(To do) Copy every line of the listing that holds the string "text".

---------- Available records ----------

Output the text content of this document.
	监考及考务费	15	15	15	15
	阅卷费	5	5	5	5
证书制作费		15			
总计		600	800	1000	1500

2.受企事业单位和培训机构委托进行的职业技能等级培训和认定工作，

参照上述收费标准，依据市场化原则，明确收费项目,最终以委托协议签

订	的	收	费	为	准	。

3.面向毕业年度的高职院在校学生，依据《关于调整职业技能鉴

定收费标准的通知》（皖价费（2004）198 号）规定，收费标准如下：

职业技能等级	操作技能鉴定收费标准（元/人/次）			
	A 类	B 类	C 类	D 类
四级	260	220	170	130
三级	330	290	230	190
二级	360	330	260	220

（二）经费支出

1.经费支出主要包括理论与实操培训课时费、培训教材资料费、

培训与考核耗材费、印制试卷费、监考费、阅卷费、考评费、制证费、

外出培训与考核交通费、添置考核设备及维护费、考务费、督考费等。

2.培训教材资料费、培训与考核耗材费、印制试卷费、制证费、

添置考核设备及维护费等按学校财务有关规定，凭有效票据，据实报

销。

----------
---------- Available records ----------

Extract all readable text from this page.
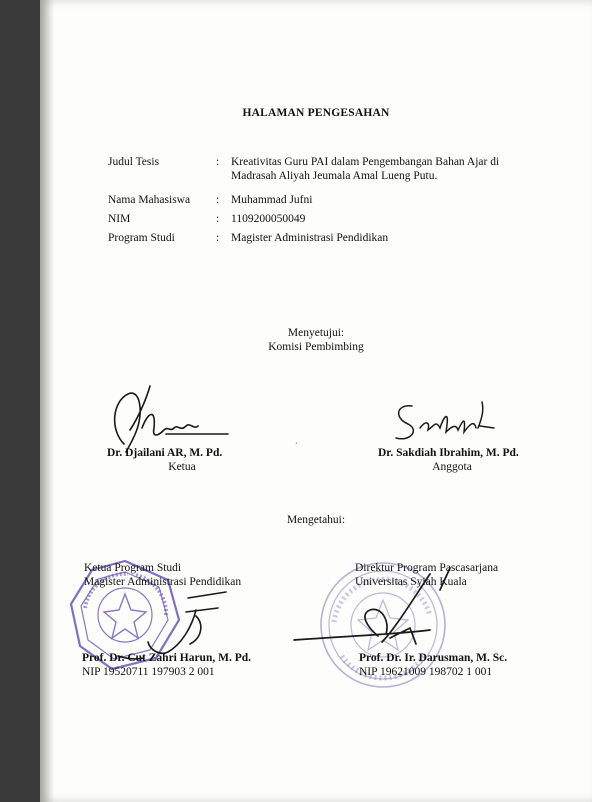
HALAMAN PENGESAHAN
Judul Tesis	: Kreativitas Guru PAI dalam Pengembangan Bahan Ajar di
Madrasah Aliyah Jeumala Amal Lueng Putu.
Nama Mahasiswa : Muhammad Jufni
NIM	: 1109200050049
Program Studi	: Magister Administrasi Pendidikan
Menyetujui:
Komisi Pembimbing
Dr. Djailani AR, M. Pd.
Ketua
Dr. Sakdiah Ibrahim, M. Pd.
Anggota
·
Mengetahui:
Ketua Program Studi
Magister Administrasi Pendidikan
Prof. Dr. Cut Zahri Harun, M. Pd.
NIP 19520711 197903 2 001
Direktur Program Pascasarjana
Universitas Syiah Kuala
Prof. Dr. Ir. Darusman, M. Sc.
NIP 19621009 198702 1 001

----------

(Reply)
Output the text content of this document.
Extract all readable text from this page.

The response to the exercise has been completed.